Run on Any Cloud with SkyPilot

View as Markdown

In this guide, you will learn how to launch NeMo AutoModel training jobs with SkyPilot. SkyPilot can target public clouds such as AWS, GCP, Azure, and Lambda, and it can also submit jobs to Kubernetes clusters. For a beginner-friendly Kubernetes walkthrough, see SkyPilot + Kubernetes tutorial. For on-premises cluster usage without SkyPilot, see Run on a Cluster (Slurm). For single-node workstation usage, see Run on Your Local Workstation.

SkyPilot is an open-source framework that abstracts cloud infrastructure so you can train on whichever cloud is cheapest or most available at launch time — including automatic spot-instance handling for significant cost savings.

Before You Begin

Complete the following setup steps before launching your first AutoModel job on a cloud provider.

  1. Install SkyPilot with the connector for your target infrastructure:
$uv pip install "skypilot[gcp]" # Google Cloud
$uv pip install "skypilot[aws]" # Amazon Web Services
$uv pip install "skypilot[azure]" # Microsoft Azure
$uv pip install "skypilot[lambda]" # Lambda Cloud
$uv pip install "skypilot[kubernetes]" # Any Kubernetes cluster
  1. Configure access for your target infrastructure, then verify:
$sky check

You should see at least one cloud listed as OK.

  1. Set required environment variables:
$export HF_TOKEN=hf_... # Required for gated models (e.g. Llama)

> _Recorded data_

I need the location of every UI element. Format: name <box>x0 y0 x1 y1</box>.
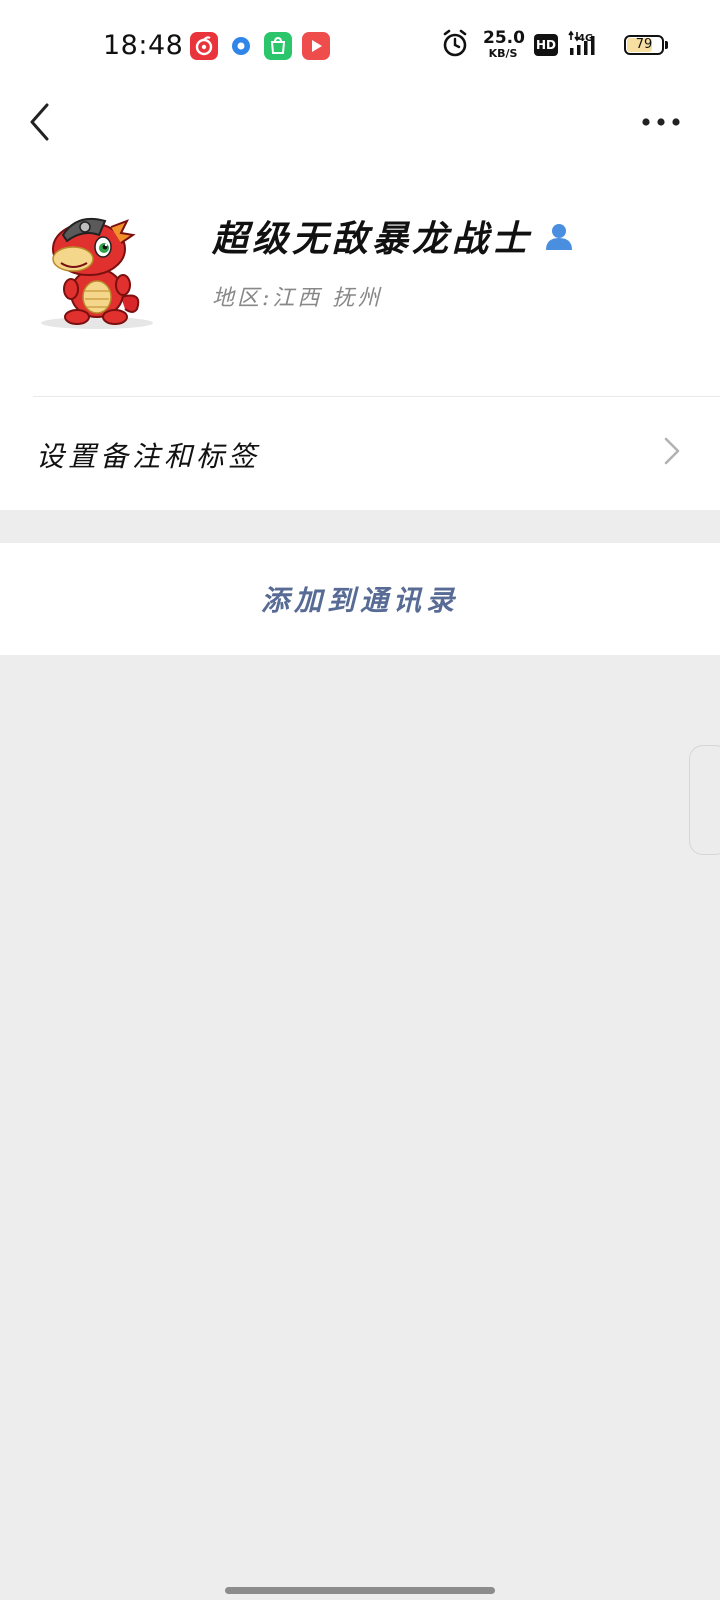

> _Your goal_
Answer these questions from the SkyPilot guide:
1. What does SkyPilot handle automatically to save significant costs?
2. After running the verification command, how many clouds should be listed as OK?
3. Which environment variable is required for gated models?

> _Answer to the problem_
1. Spot instances.
2. At least one.
3. HF_TOKEN.